[Region boundary data]

------------------------------------------------

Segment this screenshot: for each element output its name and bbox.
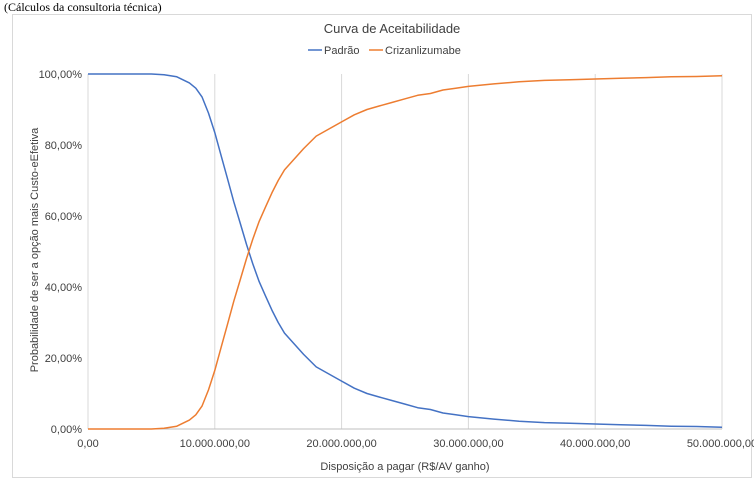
legend-label-crizanlizumabe: Crizanlizumabe <box>385 45 461 57</box>
figure-caption: (Cálculos da consultoria técnica) <box>4 0 162 14</box>
series-line-padrao <box>88 73 723 428</box>
y-axis-ticks: 0,00% 20,00% 40,00% 60,00% 80,00% 100,00% <box>39 69 83 436</box>
x-axis-title: Disposição a pagar (R$/AV ganho) <box>320 461 489 473</box>
x-tick-label-1: 10.000.000,00 <box>180 438 250 450</box>
chart-title: Curva de Aceitabilidade <box>324 21 461 36</box>
x-tick-label-2: 20.000.000,00 <box>306 438 376 450</box>
y-tick-label-1: 20,00% <box>45 353 83 365</box>
legend: Padrão Crizanlizumabe <box>308 45 461 57</box>
x-tick-label-4: 40.000.000,00 <box>560 438 630 450</box>
y-tick-label-2: 40,00% <box>45 282 83 294</box>
series-lines <box>88 73 723 430</box>
y-tick-label-5: 100,00% <box>39 69 83 81</box>
chart-frame <box>12 14 752 478</box>
y-tick-label-4: 80,00% <box>45 140 83 152</box>
y-axis-title: Probabilidade de ser a opção mais Custo-… <box>29 127 41 372</box>
legend-label-padrao: Padrão <box>324 45 359 57</box>
y-tick-label-3: 60,00% <box>45 211 83 223</box>
x-tick-label-0: 0,00 <box>77 438 98 450</box>
y-tick-label-0: 0,00% <box>51 424 82 436</box>
grid-lines <box>87 74 723 430</box>
x-axis-ticks: 0,00 10.000.000,00 20.000.000,00 30.000.000… <box>77 438 754 450</box>
x-tick-label-5: 50.000.000,00 <box>687 438 754 450</box>
series-line-crizanlizumabe <box>88 75 723 430</box>
x-tick-label-3: 30.000.000,00 <box>433 438 503 450</box>
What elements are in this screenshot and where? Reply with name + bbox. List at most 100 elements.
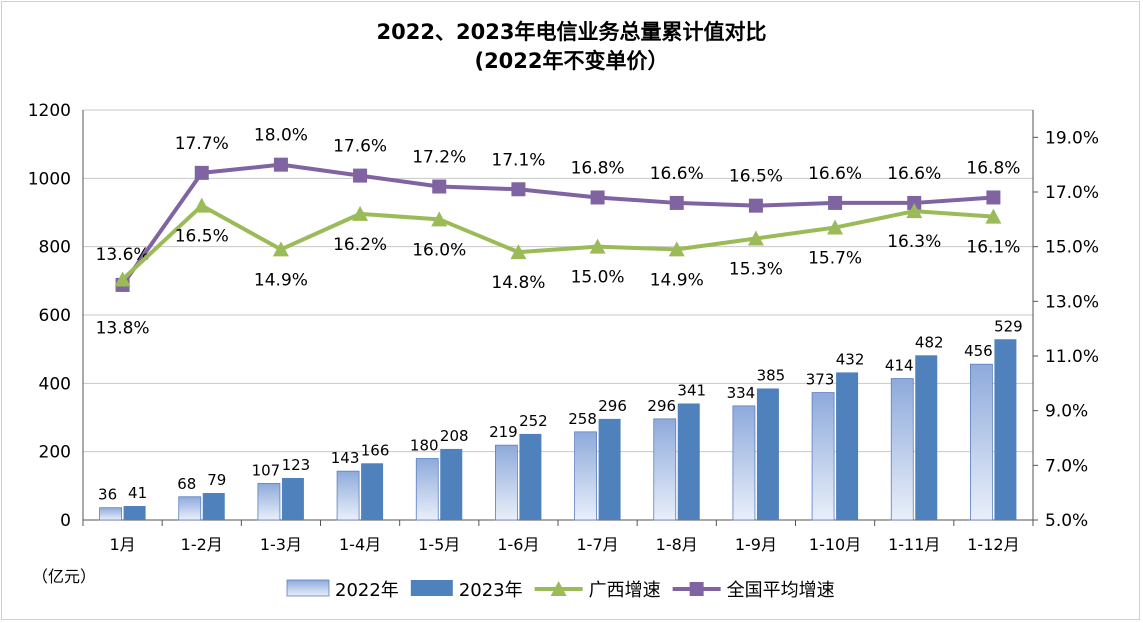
bar-2023 — [677, 403, 700, 520]
point-guangxi — [114, 271, 131, 287]
point-value-label: 14.9% — [254, 270, 308, 290]
bar-2023 — [994, 339, 1017, 520]
bar-2023 — [202, 493, 225, 520]
point-guangxi — [431, 211, 448, 227]
bar-2022 — [415, 458, 439, 521]
point-value-label: 16.8% — [966, 158, 1020, 178]
y-left-tick-label: 0 — [60, 511, 71, 531]
bar-2022 — [178, 496, 202, 521]
point-value-label: 13.6% — [96, 245, 150, 265]
legend-marker-national-avg — [689, 582, 704, 596]
bar-2022 — [574, 431, 597, 521]
point-guangxi — [352, 205, 369, 221]
bar-2022-value-label: 334 — [727, 384, 756, 402]
point-value-label: 16.8% — [571, 158, 625, 178]
bar-2023 — [915, 355, 938, 520]
x-tick-label: 1-2月 — [181, 535, 223, 554]
bar-2022-value-label: 36 — [98, 486, 117, 504]
legend-label: 全国平均增速 — [727, 580, 835, 601]
legend-swatch-2023 — [410, 580, 453, 596]
point-value-label: 17.7% — [175, 134, 229, 154]
bar-2022-value-label: 180 — [410, 437, 439, 455]
y-right-tick-label: 17.0% — [1045, 183, 1099, 203]
bar-2022 — [653, 418, 677, 521]
point-value-label: 16.5% — [175, 227, 229, 247]
y-left-tick-label: 1000 — [28, 169, 71, 189]
y-left-tick-label: 400 — [39, 374, 71, 394]
bar-2023-value-label: 296 — [598, 397, 627, 415]
x-tick-label: 1-3月 — [260, 535, 302, 554]
point-national-avg — [194, 165, 209, 180]
bar-2023-value-label: 41 — [128, 484, 147, 502]
point-national-avg — [748, 198, 763, 213]
bar-2022-value-label: 296 — [647, 397, 676, 415]
bar-2023 — [756, 388, 779, 520]
point-value-label: 16.5% — [729, 167, 783, 187]
point-guangxi — [985, 208, 1002, 224]
point-guangxi — [589, 238, 606, 254]
chart-title: 2022、2023年电信业务总量累计值对比 — [376, 20, 767, 44]
bar-2023-value-label: 385 — [757, 366, 786, 384]
point-national-avg — [907, 195, 922, 210]
bar-2022-value-label: 373 — [806, 371, 835, 389]
x-tick-label: 1-7月 — [577, 535, 619, 554]
point-value-label: 15.3% — [729, 259, 783, 279]
point-guangxi — [668, 241, 685, 257]
chart-subtitle: (2022年不变单价） — [474, 49, 669, 73]
bar-2023 — [281, 477, 304, 520]
point-national-avg — [669, 195, 684, 210]
point-national-avg — [432, 179, 447, 194]
x-tick-label: 1-11月 — [888, 535, 940, 554]
point-national-avg — [353, 168, 368, 183]
x-tick-label: 1-12月 — [967, 535, 1019, 554]
point-national-avg — [986, 190, 1001, 205]
point-value-label: 13.8% — [96, 318, 150, 338]
bar-2023 — [123, 505, 146, 520]
bar-2022 — [811, 392, 835, 521]
x-tick-label: 1月 — [109, 535, 135, 554]
point-value-label: 15.0% — [571, 268, 625, 288]
point-value-label: 16.2% — [333, 235, 387, 255]
point-value-label: 17.1% — [491, 150, 545, 170]
y-right-tick-label: 9.0% — [1045, 402, 1088, 422]
point-value-label: 17.6% — [333, 137, 387, 157]
bar-2023-value-label: 432 — [836, 350, 865, 368]
line-triangle — [121, 203, 994, 281]
bar-2022 — [495, 444, 518, 521]
bar-2023 — [519, 433, 542, 520]
bar-2022 — [732, 405, 756, 521]
bar-2022-value-label: 107 — [252, 461, 281, 479]
x-tick-label: 1-5月 — [418, 535, 460, 554]
point-guangxi — [747, 230, 764, 246]
bar-2022 — [970, 363, 993, 521]
bar-2023-value-label: 123 — [282, 456, 311, 474]
bar-2022-value-label: 143 — [331, 449, 360, 467]
y-left-tick-label: 800 — [39, 238, 71, 258]
legend-label: 广西增速 — [589, 580, 661, 601]
y-right-tick-label: 11.0% — [1045, 347, 1099, 367]
bar-2023-value-label: 529 — [994, 317, 1023, 335]
legend-marker-guangxi — [550, 581, 567, 596]
y-left-tick-label: 1200 — [28, 101, 71, 121]
bar-2022 — [257, 483, 281, 521]
y-unit-label: （亿元） — [32, 567, 96, 586]
point-value-label: 16.6% — [887, 164, 941, 184]
point-value-label: 15.7% — [808, 249, 862, 269]
bar-2022-value-label: 456 — [964, 342, 993, 360]
x-tick-label: 1-4月 — [339, 535, 381, 554]
line-square — [120, 162, 994, 287]
bar-2023-value-label: 252 — [519, 412, 548, 430]
bar-2023 — [598, 418, 621, 520]
point-value-label: 16.1% — [966, 238, 1020, 258]
bar-2023-value-label: 79 — [207, 471, 226, 489]
point-value-label: 16.0% — [412, 240, 466, 260]
point-national-avg — [828, 195, 843, 210]
bar-2022-value-label: 414 — [885, 357, 914, 375]
x-tick-label: 1-9月 — [735, 535, 777, 554]
y-left-tick-label: 600 — [39, 306, 71, 326]
point-value-label: 17.2% — [412, 148, 466, 168]
point-national-avg — [273, 157, 288, 172]
point-guangxi — [906, 203, 923, 219]
bar-2023-value-label: 208 — [440, 427, 469, 445]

------------------------------------------------

## What the task asks
Format the rows above, from the line containing "bar-2023 — [677, 403, 700, 520]" through the line containing "bar-2022 — [178, 496, 202, 521]", as a JSON list of strings with one string per line and blank lines omitted.

## Exercise output
[
  "bar-2023 — [677, 403, 700, 520]",
  "point-guangxi — [114, 271, 131, 287]",
  "point-value-label: 14.9% — [254, 270, 308, 290]",
  "bar-2023 — [994, 339, 1017, 520]",
  "bar-2023 — [202, 493, 225, 520]",
  "point-guangxi — [431, 211, 448, 227]",
  "bar-2022 — [415, 458, 439, 521]",
  "point-value-label: 16.8% — [966, 158, 1020, 178]",
  "y-left-tick-label: 0 — [60, 511, 71, 531]",
  "bar-2022 — [178, 496, 202, 521]"
]